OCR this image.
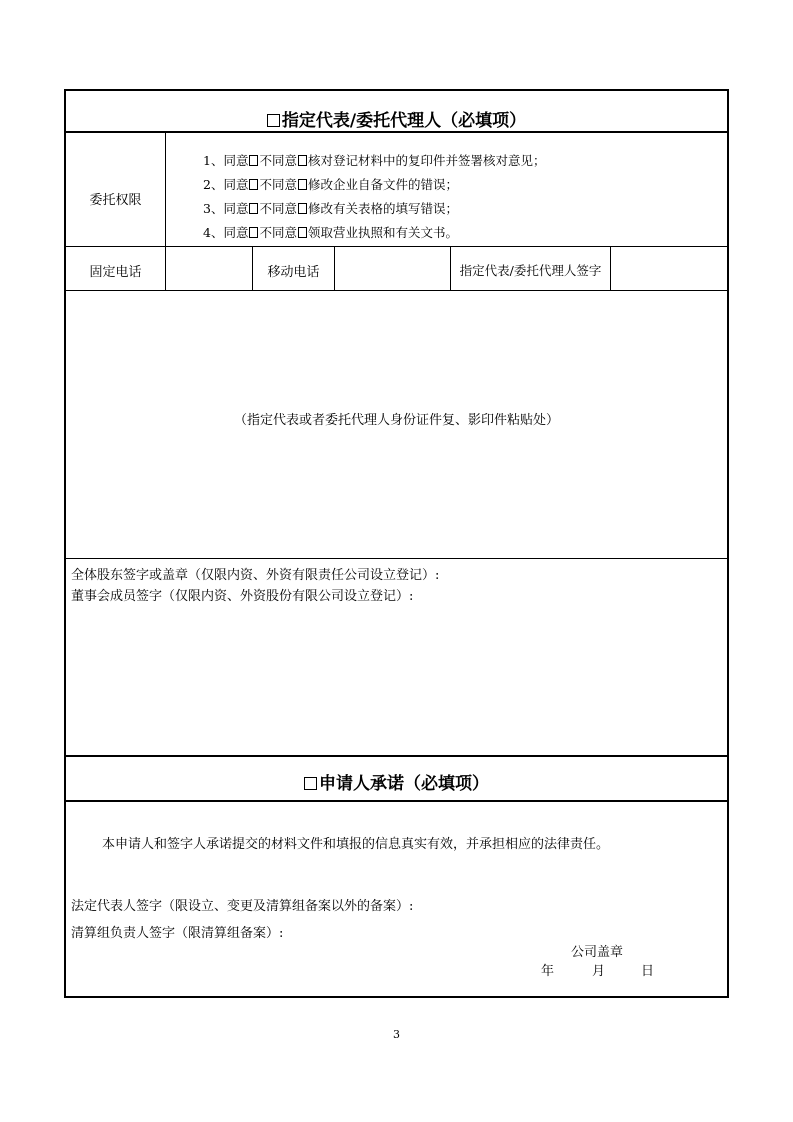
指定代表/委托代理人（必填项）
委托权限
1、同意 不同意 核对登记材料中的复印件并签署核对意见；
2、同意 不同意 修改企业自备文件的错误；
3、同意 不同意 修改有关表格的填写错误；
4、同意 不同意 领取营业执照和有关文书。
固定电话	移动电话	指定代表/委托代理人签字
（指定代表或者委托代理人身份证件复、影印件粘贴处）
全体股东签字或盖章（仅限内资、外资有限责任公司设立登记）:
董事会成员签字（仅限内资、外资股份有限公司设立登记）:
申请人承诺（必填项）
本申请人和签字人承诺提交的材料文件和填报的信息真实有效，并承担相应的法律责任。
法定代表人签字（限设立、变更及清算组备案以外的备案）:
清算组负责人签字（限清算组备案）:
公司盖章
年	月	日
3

*Task description*
From the listing above, copy every line that holds the string "仅限内资".

*Written solution*
全体股东签字或盖章（仅限内资、外资有限责任公司设立登记）:
董事会成员签字（仅限内资、外资股份有限公司设立登记）:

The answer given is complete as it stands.